Data tied to figure images
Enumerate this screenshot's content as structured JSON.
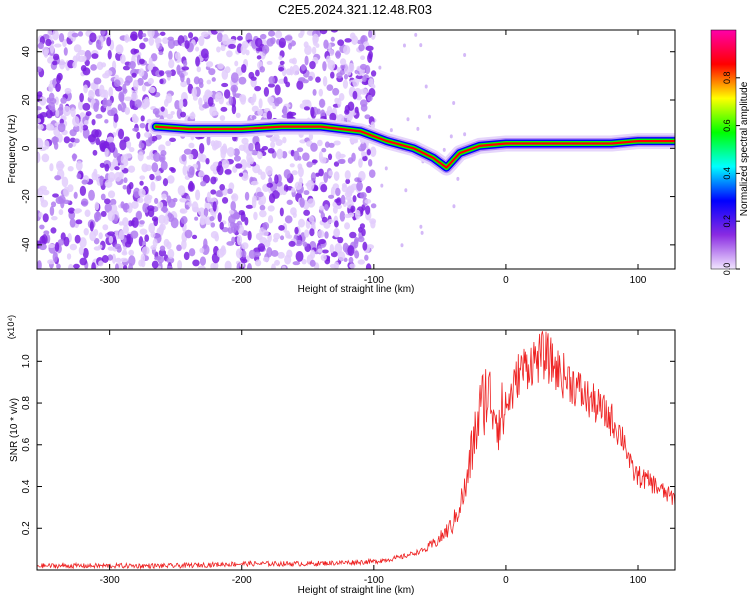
{
  "title": "C2E5.2024.321.12.48.R03",
  "chart_data": [
    {
      "type": "heatmap",
      "title": "C2E5.2024.321.12.48.R03",
      "xlabel": "Height of straight line (km)",
      "ylabel": "Frequency (Hz)",
      "xlim": [
        -355,
        128
      ],
      "ylim": [
        -50,
        49
      ],
      "x_ticks": [
        -300,
        -200,
        -100,
        0,
        100
      ],
      "y_ticks": [
        -40,
        -20,
        0,
        20,
        40
      ],
      "colorbar": {
        "label": "Normalized spectral amplitude",
        "range": [
          0,
          1
        ],
        "ticks": [
          0.0,
          0.2,
          0.4,
          0.6,
          0.8
        ],
        "colors": [
          "#f2e6ff",
          "#8a2be2",
          "#0000ff",
          "#00ffff",
          "#00ff00",
          "#ffff00",
          "#ff0000",
          "#ff00aa"
        ]
      },
      "ridge": [
        {
          "x": -265,
          "y": 9
        },
        {
          "x": -240,
          "y": 8
        },
        {
          "x": -200,
          "y": 8
        },
        {
          "x": -170,
          "y": 9
        },
        {
          "x": -140,
          "y": 9
        },
        {
          "x": -110,
          "y": 7
        },
        {
          "x": -90,
          "y": 3
        },
        {
          "x": -70,
          "y": 0
        },
        {
          "x": -55,
          "y": -4
        },
        {
          "x": -45,
          "y": -8
        },
        {
          "x": -35,
          "y": -2
        },
        {
          "x": -20,
          "y": 1
        },
        {
          "x": 0,
          "y": 2
        },
        {
          "x": 40,
          "y": 2
        },
        {
          "x": 80,
          "y": 2
        },
        {
          "x": 100,
          "y": 3
        },
        {
          "x": 128,
          "y": 3
        }
      ],
      "colors": {
        "ridge_core": "#ff0000",
        "ridge_mid": "#00ff00",
        "ridge_edge": "#0000ff",
        "noise": "#8a2be2"
      }
    },
    {
      "type": "line",
      "xlabel": "Height of straight line (km)",
      "ylabel": "SNR (10 * v/v)",
      "y_multiplier": "(x10⁴)",
      "xlim": [
        -355,
        128
      ],
      "ylim": [
        0,
        1.15
      ],
      "x_ticks": [
        -300,
        -200,
        -100,
        0,
        100
      ],
      "y_ticks": [
        0.2,
        0.4,
        0.6,
        0.8,
        1.0
      ],
      "series": [
        {
          "color": "#ee2222",
          "x": [
            -355,
            -300,
            -250,
            -200,
            -150,
            -100,
            -80,
            -60,
            -50,
            -40,
            -30,
            -25,
            -20,
            -15,
            -10,
            -5,
            0,
            5,
            10,
            20,
            30,
            40,
            50,
            60,
            70,
            80,
            90,
            95,
            100,
            110,
            120,
            128
          ],
          "y": [
            0.02,
            0.02,
            0.02,
            0.03,
            0.03,
            0.04,
            0.06,
            0.1,
            0.15,
            0.22,
            0.4,
            0.6,
            0.75,
            0.85,
            0.8,
            0.72,
            0.78,
            0.85,
            0.95,
            1.0,
            1.03,
            0.95,
            0.9,
            0.83,
            0.78,
            0.72,
            0.62,
            0.48,
            0.45,
            0.42,
            0.37,
            0.34
          ]
        }
      ]
    }
  ]
}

=== Set task ===
Copy each line above that contains the word "ylabel".

=== Final result ===
      "ylabel": "Frequency (Hz)",
      "ylabel": "SNR (10 * v/v)",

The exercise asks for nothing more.